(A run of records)
--------------------------------------------------

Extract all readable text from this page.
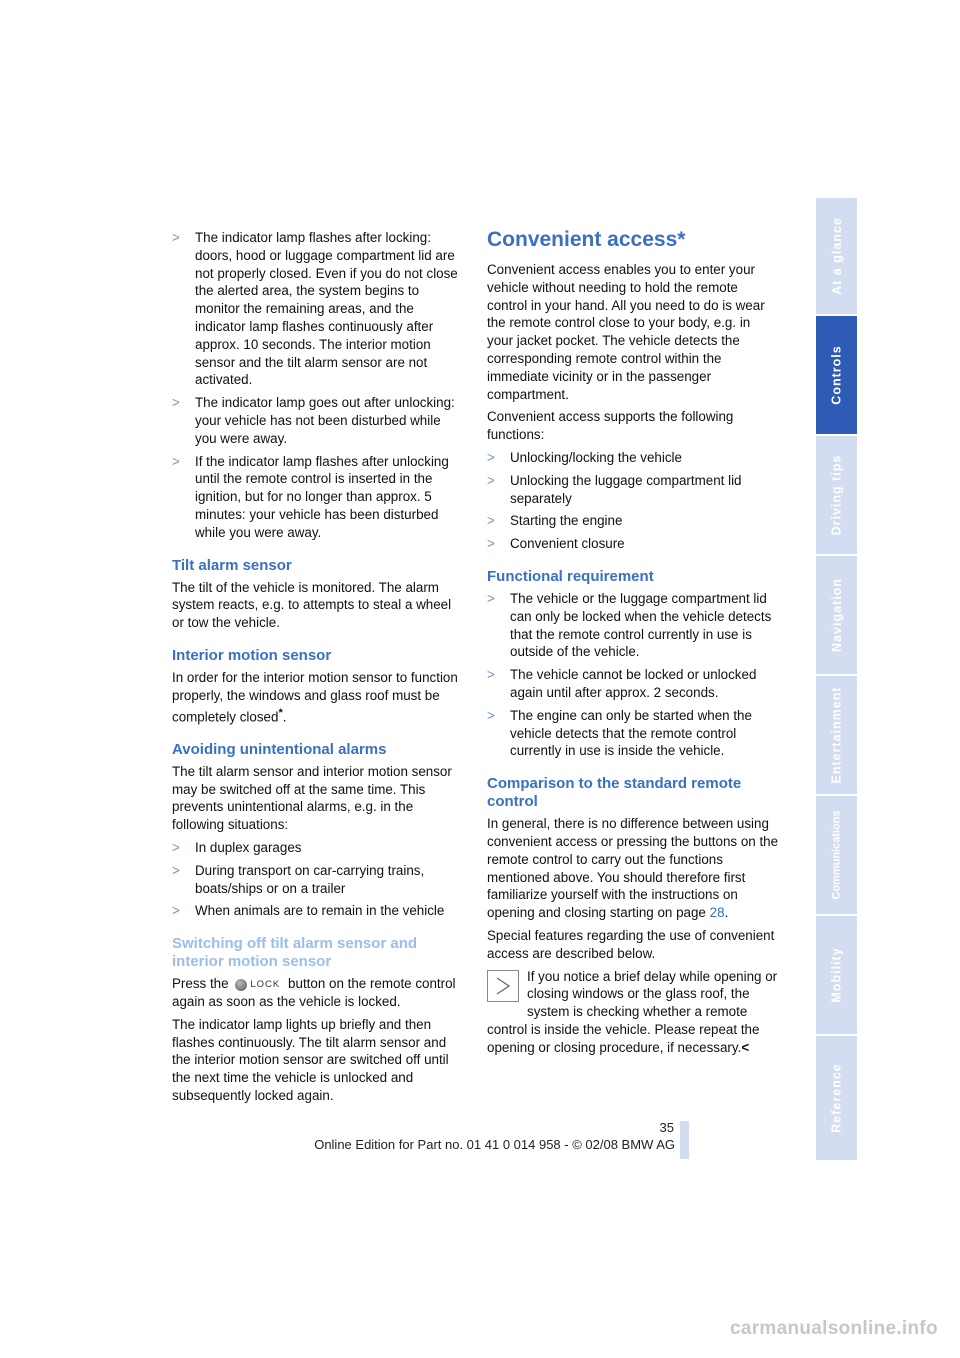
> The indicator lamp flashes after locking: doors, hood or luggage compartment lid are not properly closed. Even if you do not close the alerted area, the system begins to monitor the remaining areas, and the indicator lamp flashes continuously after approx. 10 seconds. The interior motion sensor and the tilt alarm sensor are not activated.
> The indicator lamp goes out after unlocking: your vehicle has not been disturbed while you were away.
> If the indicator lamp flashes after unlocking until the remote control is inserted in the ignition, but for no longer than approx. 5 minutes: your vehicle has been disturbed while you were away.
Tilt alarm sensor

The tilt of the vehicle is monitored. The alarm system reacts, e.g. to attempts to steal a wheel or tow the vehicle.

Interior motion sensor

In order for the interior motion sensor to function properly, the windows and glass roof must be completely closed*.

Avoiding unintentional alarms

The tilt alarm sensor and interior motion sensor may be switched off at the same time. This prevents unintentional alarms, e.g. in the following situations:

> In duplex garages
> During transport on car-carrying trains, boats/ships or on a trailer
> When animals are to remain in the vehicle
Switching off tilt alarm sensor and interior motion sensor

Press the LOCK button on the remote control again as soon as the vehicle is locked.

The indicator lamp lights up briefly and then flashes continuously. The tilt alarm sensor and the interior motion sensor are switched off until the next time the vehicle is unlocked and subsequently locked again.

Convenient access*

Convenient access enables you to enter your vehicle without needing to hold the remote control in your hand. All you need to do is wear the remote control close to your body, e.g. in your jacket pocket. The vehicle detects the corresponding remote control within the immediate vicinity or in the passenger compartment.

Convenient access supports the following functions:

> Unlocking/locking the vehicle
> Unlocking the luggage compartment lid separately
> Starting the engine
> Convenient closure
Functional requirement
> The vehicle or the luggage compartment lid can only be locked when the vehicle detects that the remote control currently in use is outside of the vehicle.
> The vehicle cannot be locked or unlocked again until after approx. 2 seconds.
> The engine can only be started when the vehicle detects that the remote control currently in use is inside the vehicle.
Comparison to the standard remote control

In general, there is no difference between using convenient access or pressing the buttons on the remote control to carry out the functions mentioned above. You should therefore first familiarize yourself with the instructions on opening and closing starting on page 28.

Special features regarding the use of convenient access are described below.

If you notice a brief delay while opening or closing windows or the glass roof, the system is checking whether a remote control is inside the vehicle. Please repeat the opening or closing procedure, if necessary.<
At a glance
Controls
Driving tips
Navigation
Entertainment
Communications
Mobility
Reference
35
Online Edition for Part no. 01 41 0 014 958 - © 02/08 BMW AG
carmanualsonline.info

--------------------------------------------------

What the task asks ::
Determine the number of lines where the string "been" occurs, and give that number only.

Solution to this task ::
2